Pick out the lines below that include the string "Concept".

-- start Excerpted data --

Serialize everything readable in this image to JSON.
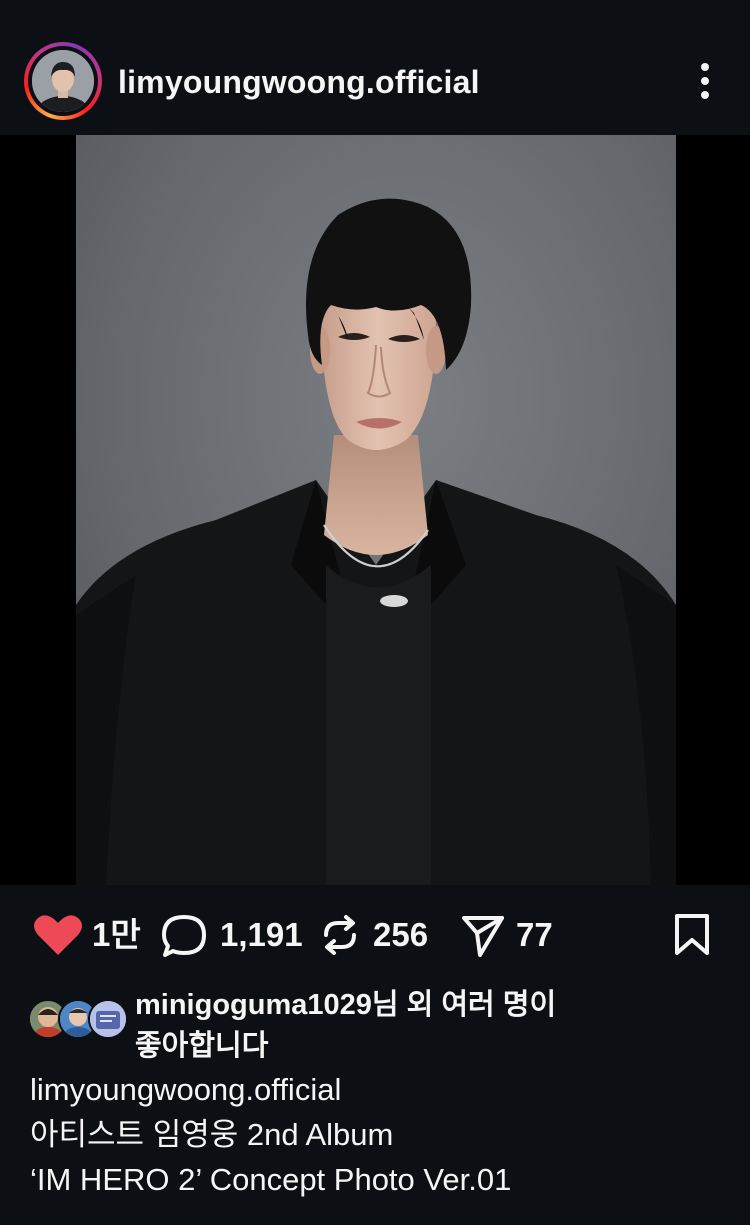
{
  "post": {
    "username": "limyoungwoong.official",
    "more_icon": "more-vertical-icon",
    "image_alt": "Concept photo of Lim Young Woong in a black suit jacket against a grey backdrop"
  },
  "actions": {
    "like": {
      "icon": "heart-filled-icon",
      "count": "1만",
      "color": "#ed4956"
    },
    "comment": {
      "icon": "comment-bubble-icon",
      "count": "1,191"
    },
    "repost": {
      "icon": "repost-icon",
      "count": "256"
    },
    "share": {
      "icon": "send-icon",
      "count": "77"
    },
    "save": {
      "icon": "bookmark-icon"
    }
  },
  "likes": {
    "text_line1": "minigoguma1029님 외 여러 명이",
    "text_line2": "좋아합니다"
  },
  "caption": {
    "username": "limyoungwoong.official",
    "line1": "아티스트 임영웅 2nd Album",
    "line2": "‘IM HERO 2’ Concept Photo Ver.01"
  },
  "colors": {
    "background": "#0c0f14",
    "text": "#f5f5f5",
    "like_red": "#ed4956"
  }
}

-- end Excerpted data --

* [Response for this exercise]:
    "image_alt": "Concept photo of Lim Young Woong in a black suit jacket against a grey backdrop"
    "line2": "‘IM HERO 2’ Concept Photo Ver.01"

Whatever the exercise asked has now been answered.